## begin DATA SUPPLIED

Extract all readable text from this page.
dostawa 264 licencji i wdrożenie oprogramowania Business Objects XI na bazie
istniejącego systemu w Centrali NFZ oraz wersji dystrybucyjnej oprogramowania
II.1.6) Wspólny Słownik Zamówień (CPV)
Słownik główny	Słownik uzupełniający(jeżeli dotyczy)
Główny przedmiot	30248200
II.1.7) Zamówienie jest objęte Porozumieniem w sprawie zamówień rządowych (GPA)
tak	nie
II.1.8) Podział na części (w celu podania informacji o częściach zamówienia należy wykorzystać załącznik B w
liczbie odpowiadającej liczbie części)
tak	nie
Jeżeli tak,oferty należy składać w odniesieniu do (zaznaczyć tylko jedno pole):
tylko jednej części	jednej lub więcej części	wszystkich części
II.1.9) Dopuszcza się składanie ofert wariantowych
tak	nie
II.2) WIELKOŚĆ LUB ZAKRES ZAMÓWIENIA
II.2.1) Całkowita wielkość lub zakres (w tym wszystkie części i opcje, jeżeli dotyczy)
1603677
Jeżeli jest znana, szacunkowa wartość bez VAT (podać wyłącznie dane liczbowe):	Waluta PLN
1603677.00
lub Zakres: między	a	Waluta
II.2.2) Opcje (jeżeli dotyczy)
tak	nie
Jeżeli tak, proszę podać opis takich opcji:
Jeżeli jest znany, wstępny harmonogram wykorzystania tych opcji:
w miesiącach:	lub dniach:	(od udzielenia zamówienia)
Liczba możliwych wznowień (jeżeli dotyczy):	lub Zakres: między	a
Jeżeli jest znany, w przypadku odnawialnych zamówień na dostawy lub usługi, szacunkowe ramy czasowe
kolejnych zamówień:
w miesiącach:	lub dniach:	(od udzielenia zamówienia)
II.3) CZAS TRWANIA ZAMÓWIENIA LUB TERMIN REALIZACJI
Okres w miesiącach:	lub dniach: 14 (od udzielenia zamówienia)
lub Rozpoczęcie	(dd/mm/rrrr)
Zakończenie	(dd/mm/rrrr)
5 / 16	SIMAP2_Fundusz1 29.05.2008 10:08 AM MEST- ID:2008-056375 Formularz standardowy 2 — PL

## end DATA SUPPLIED
## begin DATA SUPPLIED

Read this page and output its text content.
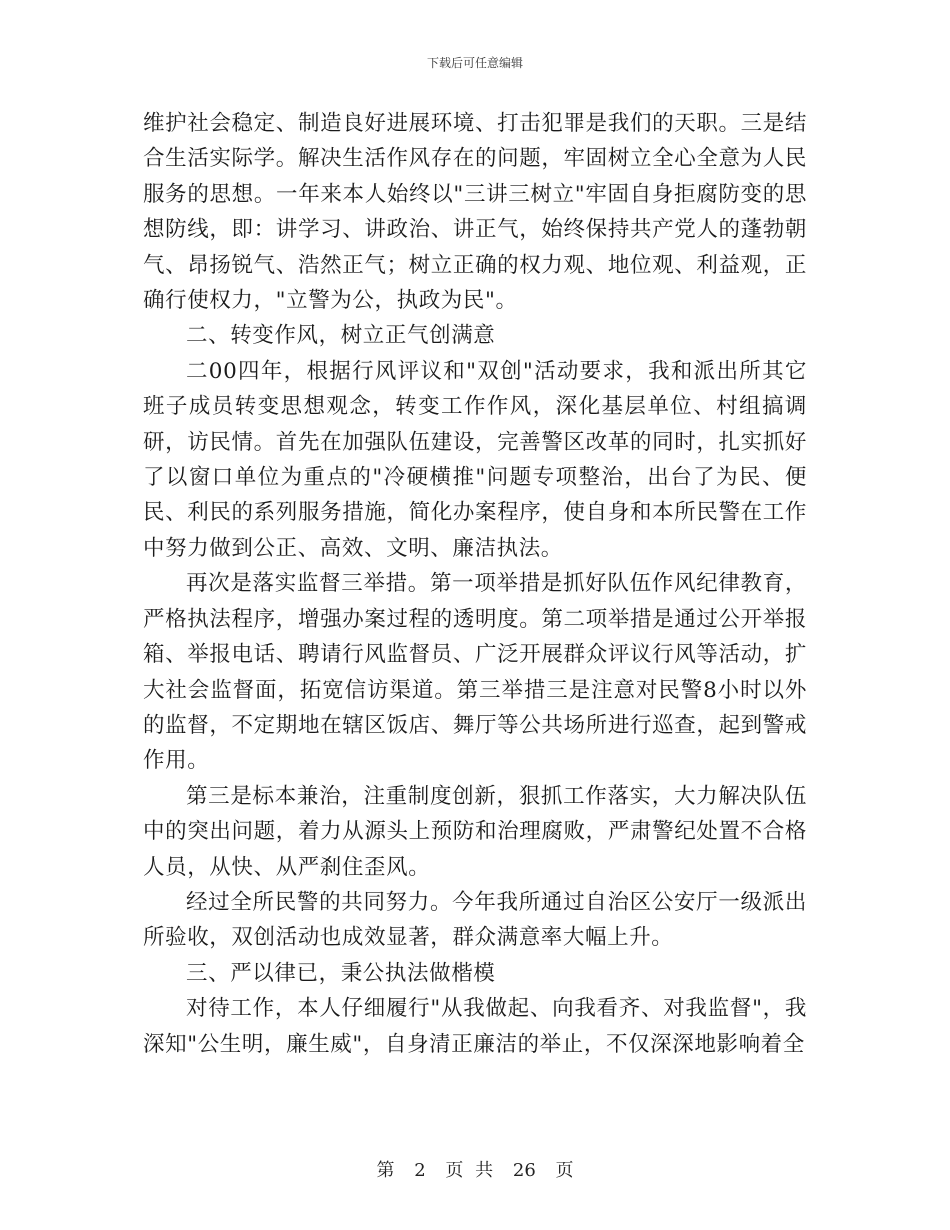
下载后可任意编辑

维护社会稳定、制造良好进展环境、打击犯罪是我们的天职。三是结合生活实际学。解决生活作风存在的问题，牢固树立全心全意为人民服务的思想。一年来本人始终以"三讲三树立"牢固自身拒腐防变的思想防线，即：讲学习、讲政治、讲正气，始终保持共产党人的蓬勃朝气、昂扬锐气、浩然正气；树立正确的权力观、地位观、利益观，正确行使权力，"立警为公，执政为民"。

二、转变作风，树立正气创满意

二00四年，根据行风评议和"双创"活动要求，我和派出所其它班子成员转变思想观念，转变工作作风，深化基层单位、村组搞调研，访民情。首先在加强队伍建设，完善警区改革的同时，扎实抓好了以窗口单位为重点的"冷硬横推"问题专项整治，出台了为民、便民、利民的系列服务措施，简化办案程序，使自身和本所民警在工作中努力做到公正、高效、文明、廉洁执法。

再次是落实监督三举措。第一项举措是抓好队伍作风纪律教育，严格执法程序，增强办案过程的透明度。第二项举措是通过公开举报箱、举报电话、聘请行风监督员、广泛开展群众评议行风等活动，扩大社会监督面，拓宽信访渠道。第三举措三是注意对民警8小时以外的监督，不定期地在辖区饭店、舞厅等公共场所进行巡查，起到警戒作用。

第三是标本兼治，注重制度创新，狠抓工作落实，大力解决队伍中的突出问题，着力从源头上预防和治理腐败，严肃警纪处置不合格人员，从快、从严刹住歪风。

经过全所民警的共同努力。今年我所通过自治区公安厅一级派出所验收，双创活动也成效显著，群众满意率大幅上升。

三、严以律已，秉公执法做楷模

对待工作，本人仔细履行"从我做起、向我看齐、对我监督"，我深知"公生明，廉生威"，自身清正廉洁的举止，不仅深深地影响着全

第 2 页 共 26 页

## end DATA SUPPLIED
## begin DATA SUPPLIED

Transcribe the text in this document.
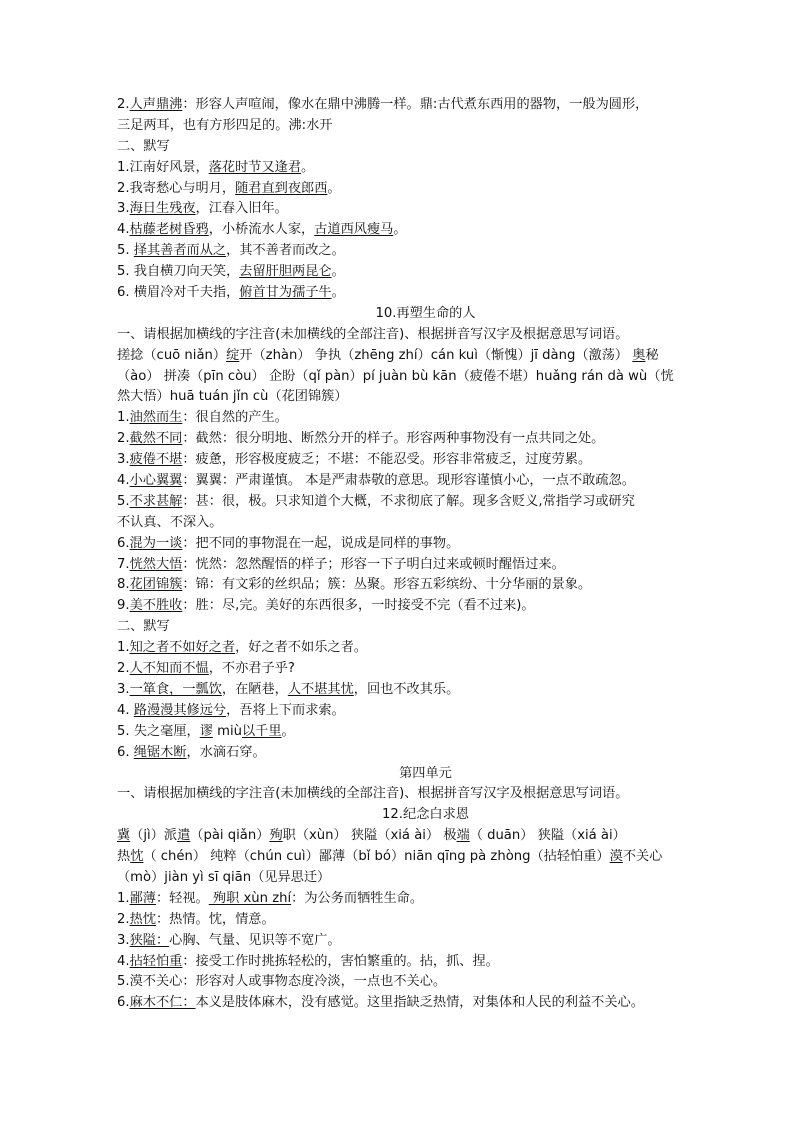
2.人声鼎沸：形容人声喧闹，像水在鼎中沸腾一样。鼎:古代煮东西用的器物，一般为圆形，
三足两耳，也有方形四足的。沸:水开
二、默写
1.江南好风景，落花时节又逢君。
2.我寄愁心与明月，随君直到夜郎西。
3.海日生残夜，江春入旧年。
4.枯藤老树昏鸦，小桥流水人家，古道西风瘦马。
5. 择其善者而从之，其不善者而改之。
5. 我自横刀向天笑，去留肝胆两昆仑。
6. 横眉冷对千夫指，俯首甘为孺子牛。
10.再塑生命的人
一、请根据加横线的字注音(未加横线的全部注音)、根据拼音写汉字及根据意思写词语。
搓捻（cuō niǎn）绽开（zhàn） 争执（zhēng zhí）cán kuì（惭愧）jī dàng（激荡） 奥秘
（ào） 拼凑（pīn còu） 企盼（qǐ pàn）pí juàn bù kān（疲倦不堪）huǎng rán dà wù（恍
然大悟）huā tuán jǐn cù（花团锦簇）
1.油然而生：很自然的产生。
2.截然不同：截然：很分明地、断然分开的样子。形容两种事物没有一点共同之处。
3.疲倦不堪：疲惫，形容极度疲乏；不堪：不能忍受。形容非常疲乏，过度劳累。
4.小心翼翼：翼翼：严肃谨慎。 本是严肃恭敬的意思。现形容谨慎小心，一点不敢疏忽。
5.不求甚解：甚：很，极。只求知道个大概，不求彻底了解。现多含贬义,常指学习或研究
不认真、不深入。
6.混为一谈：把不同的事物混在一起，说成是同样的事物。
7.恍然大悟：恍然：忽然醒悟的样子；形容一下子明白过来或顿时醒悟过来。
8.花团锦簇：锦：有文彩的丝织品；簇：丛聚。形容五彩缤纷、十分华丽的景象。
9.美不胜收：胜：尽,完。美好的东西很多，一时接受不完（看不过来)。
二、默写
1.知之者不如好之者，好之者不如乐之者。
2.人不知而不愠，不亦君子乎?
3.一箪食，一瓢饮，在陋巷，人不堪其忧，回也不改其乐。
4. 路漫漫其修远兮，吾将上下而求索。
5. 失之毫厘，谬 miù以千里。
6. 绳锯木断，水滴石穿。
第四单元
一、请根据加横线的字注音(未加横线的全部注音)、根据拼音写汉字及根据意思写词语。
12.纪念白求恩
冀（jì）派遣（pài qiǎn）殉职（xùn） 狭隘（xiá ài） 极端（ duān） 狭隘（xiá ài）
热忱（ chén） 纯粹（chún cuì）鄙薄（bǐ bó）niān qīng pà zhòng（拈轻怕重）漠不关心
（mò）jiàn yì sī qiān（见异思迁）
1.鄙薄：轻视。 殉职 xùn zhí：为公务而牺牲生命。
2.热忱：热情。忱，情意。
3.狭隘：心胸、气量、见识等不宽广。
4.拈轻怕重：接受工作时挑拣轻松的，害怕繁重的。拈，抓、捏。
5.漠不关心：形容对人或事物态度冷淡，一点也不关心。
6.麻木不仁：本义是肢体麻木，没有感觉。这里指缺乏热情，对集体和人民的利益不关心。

## end DATA SUPPLIED

> WORK TO BE COMPLETED:
Count the lines in the records above that contain the word "oprogramowania", and give only that number.

> WORKED ANSWER:
2